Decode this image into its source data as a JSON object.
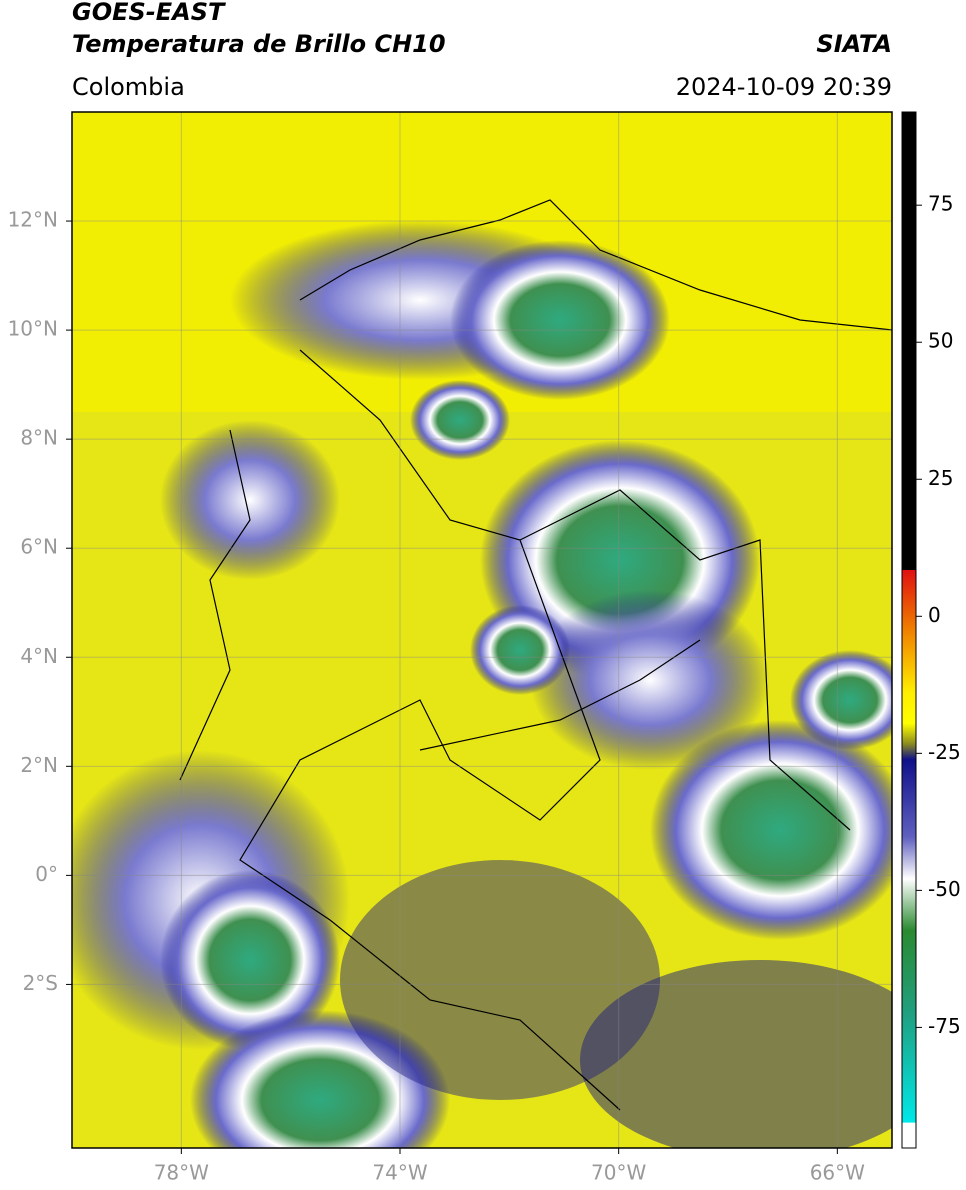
{
  "header": {
    "title_line1": "GOES-EAST",
    "title_line2": "Temperatura de Brillo CH10",
    "source": "SIATA",
    "region": "Colombia",
    "datetime": "2024-10-09 20:39"
  },
  "map": {
    "xlim": [
      -80,
      -65
    ],
    "ylim": [
      -5,
      14
    ],
    "xticks": [
      {
        "value": -78,
        "label": "78°W"
      },
      {
        "value": -74,
        "label": "74°W"
      },
      {
        "value": -70,
        "label": "70°W"
      },
      {
        "value": -66,
        "label": "66°W"
      }
    ],
    "yticks": [
      {
        "value": 12,
        "label": "12°N"
      },
      {
        "value": 10,
        "label": "10°N"
      },
      {
        "value": 8,
        "label": "8°N"
      },
      {
        "value": 6,
        "label": "6°N"
      },
      {
        "value": 4,
        "label": "4°N"
      },
      {
        "value": 2,
        "label": "2°N"
      },
      {
        "value": 0,
        "label": "0°"
      },
      {
        "value": -2,
        "label": "2°S"
      }
    ],
    "grid": true
  },
  "colorbar": {
    "lim": [
      -97,
      92
    ],
    "ticks": [
      75,
      50,
      25,
      0,
      -25,
      -50,
      -75
    ]
  }
}
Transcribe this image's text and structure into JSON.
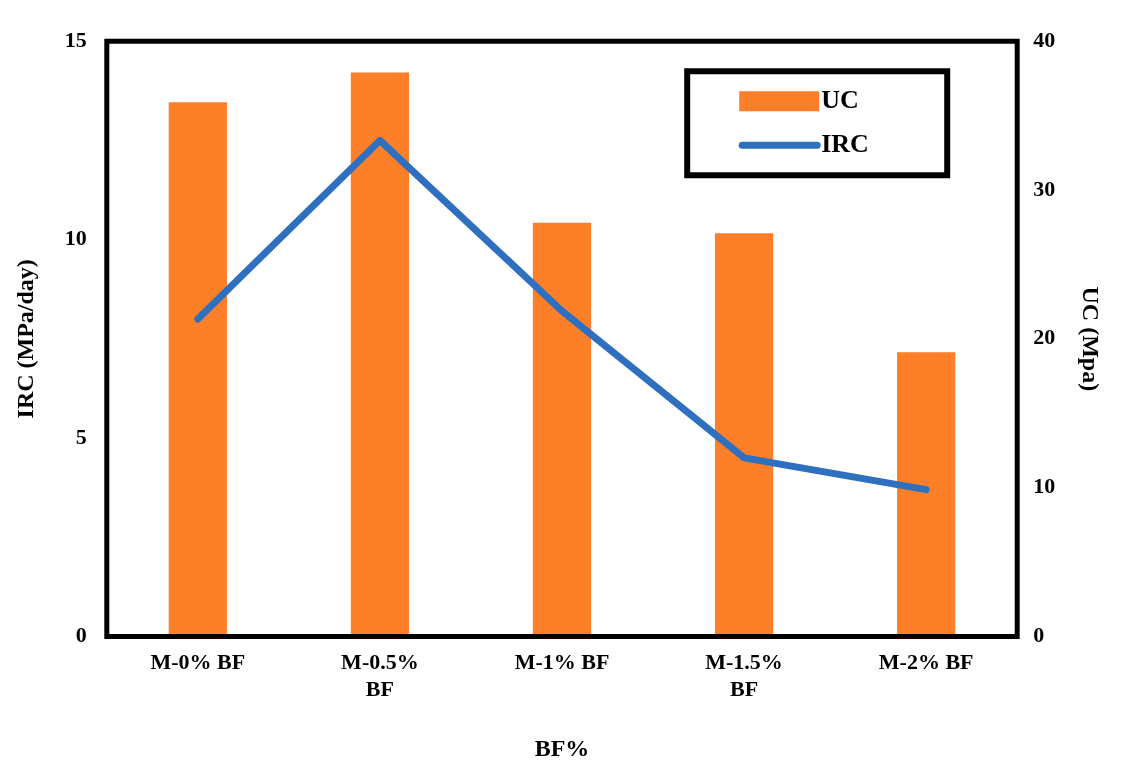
{
  "chart_data": {
    "type": "bar",
    "categories": [
      "M-0% BF",
      "M-0.5% BF",
      "M-1% BF",
      "M-1.5% BF",
      "M-2% BF"
    ],
    "series": [
      {
        "name": "UC",
        "axis": "y2",
        "color": "#fd7f28",
        "values": [
          35.9,
          37.9,
          27.8,
          27.1,
          19.1
        ]
      },
      {
        "name": "IRC",
        "type": "line",
        "axis": "y",
        "color": "#2f6fbf",
        "values": [
          8.0,
          12.5,
          8.2,
          4.5,
          3.7
        ]
      }
    ],
    "xlabel": "BF%",
    "ylabel": "IRC (MPa/day)",
    "y2label": "UC (Mpa)",
    "ylim": [
      0,
      15
    ],
    "yticks": [
      0,
      5,
      10,
      15
    ],
    "y2lim": [
      0,
      40
    ],
    "y2ticks": [
      0,
      10,
      20,
      30,
      40
    ],
    "grid": false,
    "legend": "top right",
    "marker": "none"
  }
}
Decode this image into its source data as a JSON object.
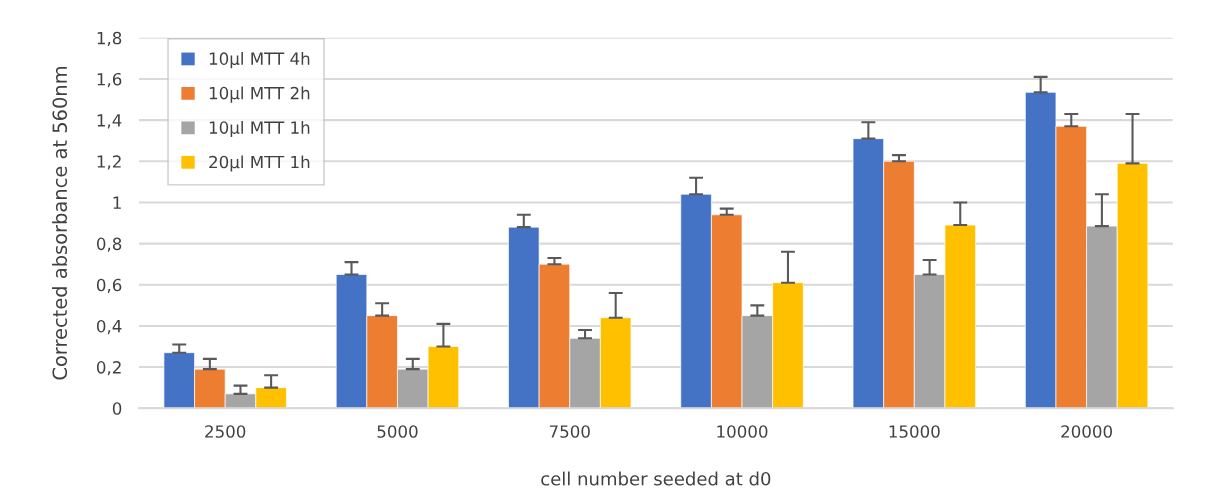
{
  "chart_data": {
    "type": "bar",
    "xlabel": "cell number seeded at d0",
    "ylabel": "Corrected absorbance at 560nm",
    "categories": [
      "2500",
      "5000",
      "7500",
      "10000",
      "15000",
      "20000"
    ],
    "series": [
      {
        "name": "10µl MTT 4h",
        "color": "#4472c4",
        "values": [
          0.27,
          0.65,
          0.88,
          1.04,
          1.31,
          1.535
        ],
        "errors": [
          [
            0.27,
            0.31
          ],
          [
            0.65,
            0.71
          ],
          [
            0.88,
            0.94
          ],
          [
            1.04,
            1.12
          ],
          [
            1.31,
            1.39
          ],
          [
            1.535,
            1.61
          ]
        ]
      },
      {
        "name": "10µl MTT 2h",
        "color": "#ed7d31",
        "values": [
          0.19,
          0.45,
          0.7,
          0.94,
          1.2,
          1.37
        ],
        "errors": [
          [
            0.19,
            0.24
          ],
          [
            0.45,
            0.51
          ],
          [
            0.7,
            0.73
          ],
          [
            0.94,
            0.97
          ],
          [
            1.2,
            1.23
          ],
          [
            1.37,
            1.43
          ]
        ]
      },
      {
        "name": "10µl MTT 1h",
        "color": "#a5a5a5",
        "values": [
          0.07,
          0.19,
          0.34,
          0.45,
          0.65,
          0.885
        ],
        "errors": [
          [
            0.07,
            0.11
          ],
          [
            0.19,
            0.24
          ],
          [
            0.34,
            0.38
          ],
          [
            0.45,
            0.5
          ],
          [
            0.65,
            0.72
          ],
          [
            0.885,
            1.04
          ]
        ]
      },
      {
        "name": "20µl MTT 1h",
        "color": "#ffc000",
        "values": [
          0.1,
          0.3,
          0.44,
          0.61,
          0.89,
          1.19
        ],
        "errors": [
          [
            0.1,
            0.16
          ],
          [
            0.3,
            0.41
          ],
          [
            0.44,
            0.56
          ],
          [
            0.61,
            0.76
          ],
          [
            0.89,
            1.0
          ],
          [
            1.19,
            1.43
          ]
        ]
      }
    ],
    "ylim": [
      0,
      1.8
    ],
    "yticks": [
      0,
      {
        "value": 0.2,
        "label": "0,2"
      },
      {
        "value": 0.4,
        "label": "0,4"
      },
      {
        "value": 0.6,
        "label": "0,6"
      },
      {
        "value": 0.8,
        "label": "0,8"
      },
      1,
      {
        "value": 1.2,
        "label": "1,2"
      },
      {
        "value": 1.4,
        "label": "1,4"
      },
      {
        "value": 1.6,
        "label": "1,6"
      },
      {
        "value": 1.8,
        "label": "1,8"
      }
    ],
    "grid": "y",
    "legend": "top left"
  }
}
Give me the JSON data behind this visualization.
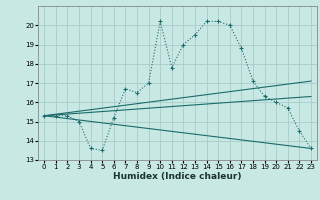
{
  "xlabel": "Humidex (Indice chaleur)",
  "xlim": [
    -0.5,
    23.5
  ],
  "ylim": [
    13,
    21
  ],
  "yticks": [
    13,
    14,
    15,
    16,
    17,
    18,
    19,
    20
  ],
  "xticks": [
    0,
    1,
    2,
    3,
    4,
    5,
    6,
    7,
    8,
    9,
    10,
    11,
    12,
    13,
    14,
    15,
    16,
    17,
    18,
    19,
    20,
    21,
    22,
    23
  ],
  "bg_color": "#c8e8e4",
  "grid_color": "#a8cccc",
  "line_color": "#1a6b6b",
  "line1_x": [
    0,
    1,
    2,
    3,
    4,
    5,
    6,
    7,
    8,
    9,
    10,
    11,
    12,
    13,
    14,
    15,
    16,
    17,
    18,
    19,
    20,
    21,
    22,
    23
  ],
  "line1_y": [
    15.3,
    15.3,
    15.3,
    15.0,
    13.6,
    13.5,
    15.2,
    16.7,
    16.5,
    17.0,
    20.2,
    17.8,
    19.0,
    19.5,
    20.2,
    20.2,
    20.0,
    18.8,
    17.1,
    16.3,
    16.0,
    15.7,
    14.5,
    13.6
  ],
  "line2_x": [
    0,
    23
  ],
  "line2_y": [
    15.3,
    13.6
  ],
  "line3_x": [
    0,
    23
  ],
  "line3_y": [
    15.3,
    16.3
  ],
  "line4_x": [
    0,
    23
  ],
  "line4_y": [
    15.3,
    17.1
  ]
}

════════

**Work to do**
Please set down each line of the data above exactly as written, without the pictures.

**Response to the task**
Decode this image into its source data as a JSON object.
{
  "header": {
    "title_line1": "GOES-EAST",
    "title_line2": "Temperatura de Brillo CH10",
    "source": "SIATA",
    "region": "Colombia",
    "datetime": "2024-10-09 20:39"
  },
  "map": {
    "xlim": [
      -80,
      -65
    ],
    "ylim": [
      -5,
      14
    ],
    "xticks": [
      {
        "value": -78,
        "label": "78°W"
      },
      {
        "value": -74,
        "label": "74°W"
      },
      {
        "value": -70,
        "label": "70°W"
      },
      {
        "value": -66,
        "label": "66°W"
      }
    ],
    "yticks": [
      {
        "value": 12,
        "label": "12°N"
      },
      {
        "value": 10,
        "label": "10°N"
      },
      {
        "value": 8,
        "label": "8°N"
      },
      {
        "value": 6,
        "label": "6°N"
      },
      {
        "value": 4,
        "label": "4°N"
      },
      {
        "value": 2,
        "label": "2°N"
      },
      {
        "value": 0,
        "label": "0°"
      },
      {
        "value": -2,
        "label": "2°S"
      }
    ],
    "grid": true
  },
  "colorbar": {
    "lim": [
      -97,
      92
    ],
    "ticks": [
      75,
      50,
      25,
      0,
      -25,
      -50,
      -75
    ]
  }
}
Transcribe this image's text and structure into JSON.
{
  "chart_data": {
    "type": "bar",
    "categories": [
      "M-0% BF",
      "M-0.5% BF",
      "M-1% BF",
      "M-1.5% BF",
      "M-2% BF"
    ],
    "series": [
      {
        "name": "UC",
        "axis": "y2",
        "color": "#fd7f28",
        "values": [
          35.9,
          37.9,
          27.8,
          27.1,
          19.1
        ]
      },
      {
        "name": "IRC",
        "type": "line",
        "axis": "y",
        "color": "#2f6fbf",
        "values": [
          8.0,
          12.5,
          8.2,
          4.5,
          3.7
        ]
      }
    ],
    "xlabel": "BF%",
    "ylabel": "IRC (MPa/day)",
    "y2label": "UC (Mpa)",
    "ylim": [
      0,
      15
    ],
    "yticks": [
      0,
      5,
      10,
      15
    ],
    "y2lim": [
      0,
      40
    ],
    "y2ticks": [
      0,
      10,
      20,
      30,
      40
    ],
    "grid": false,
    "legend": "top right",
    "marker": "none"
  }
}
Decode this image into its source data as a JSON object.
{
  "chart_data": {
    "type": "bar",
    "xlabel": "cell number seeded at d0",
    "ylabel": "Corrected absorbance at 560nm",
    "categories": [
      "2500",
      "5000",
      "7500",
      "10000",
      "15000",
      "20000"
    ],
    "series": [
      {
        "name": "10µl MTT 4h",
        "color": "#4472c4",
        "values": [
          0.27,
          0.65,
          0.88,
          1.04,
          1.31,
          1.535
        ],
        "errors": [
          [
            0.27,
            0.31
          ],
          [
            0.65,
            0.71
          ],
          [
            0.88,
            0.94
          ],
          [
            1.04,
            1.12
          ],
          [
            1.31,
            1.39
          ],
          [
            1.535,
            1.61
          ]
        ]
      },
      {
        "name": "10µl MTT 2h",
        "color": "#ed7d31",
        "values": [
          0.19,
          0.45,
          0.7,
          0.94,
          1.2,
          1.37
        ],
        "errors": [
          [
            0.19,
            0.24
          ],
          [
            0.45,
            0.51
          ],
          [
            0.7,
            0.73
          ],
          [
            0.94,
            0.97
          ],
          [
            1.2,
            1.23
          ],
          [
            1.37,
            1.43
          ]
        ]
      },
      {
        "name": "10µl MTT 1h",
        "color": "#a5a5a5",
        "values": [
          0.07,
          0.19,
          0.34,
          0.45,
          0.65,
          0.885
        ],
        "errors": [
          [
            0.07,
            0.11
          ],
          [
            0.19,
            0.24
          ],
          [
            0.34,
            0.38
          ],
          [
            0.45,
            0.5
          ],
          [
            0.65,
            0.72
          ],
          [
            0.885,
            1.04
          ]
        ]
      },
      {
        "name": "20µl MTT 1h",
        "color": "#ffc000",
        "values": [
          0.1,
          0.3,
          0.44,
          0.61,
          0.89,
          1.19
        ],
        "errors": [
          [
            0.1,
            0.16
          ],
          [
            0.3,
            0.41
          ],
          [
            0.44,
            0.56
          ],
          [
            0.61,
            0.76
          ],
          [
            0.89,
            1.0
          ],
          [
            1.19,
            1.43
          ]
        ]
      }
    ],
    "ylim": [
      0,
      1.8
    ],
    "yticks": [
      0,
      {
        "value": 0.2,
        "label": "0,2"
      },
      {
        "value": 0.4,
        "label": "0,4"
      },
      {
        "value": 0.6,
        "label": "0,6"
      },
      {
        "value": 0.8,
        "label": "0,8"
      },
      1,
      {
        "value": 1.2,
        "label": "1,2"
      },
      {
        "value": 1.4,
        "label": "1,4"
      },
      {
        "value": 1.6,
        "label": "1,6"
      },
      {
        "value": 1.8,
        "label": "1,8"
      }
    ],
    "grid": "y",
    "legend": "top left"
  }
}
Give me the JSON data behind this visualization.
{
  "xlabel": "Humidex (Indice chaleur)",
  "xlim": [
    -0.5,
    23.5
  ],
  "ylim": [
    13,
    21
  ],
  "yticks": [
    13,
    14,
    15,
    16,
    17,
    18,
    19,
    20
  ],
  "xticks": [
    0,
    1,
    2,
    3,
    4,
    5,
    6,
    7,
    8,
    9,
    10,
    11,
    12,
    13,
    14,
    15,
    16,
    17,
    18,
    19,
    20,
    21,
    22,
    23
  ],
  "bg_color": "#c8e8e4",
  "grid_color": "#a8cccc",
  "line_color": "#1a6b6b",
  "line1_x": [
    0,
    1,
    2,
    3,
    4,
    5,
    6,
    7,
    8,
    9,
    10,
    11,
    12,
    13,
    14,
    15,
    16,
    17,
    18,
    19,
    20,
    21,
    22,
    23
  ],
  "line1_y": [
    15.3,
    15.3,
    15.3,
    15.0,
    13.6,
    13.5,
    15.2,
    16.7,
    16.5,
    17.0,
    20.2,
    17.8,
    19.0,
    19.5,
    20.2,
    20.2,
    20.0,
    18.8,
    17.1,
    16.3,
    16.0,
    15.7,
    14.5,
    13.6
  ],
  "line2_x": [
    0,
    23
  ],
  "line2_y": [
    15.3,
    13.6
  ],
  "line3_x": [
    0,
    23
  ],
  "line3_y": [
    15.3,
    16.3
  ],
  "line4_x": [
    0,
    23
  ],
  "line4_y": [
    15.3,
    17.1
  ]
}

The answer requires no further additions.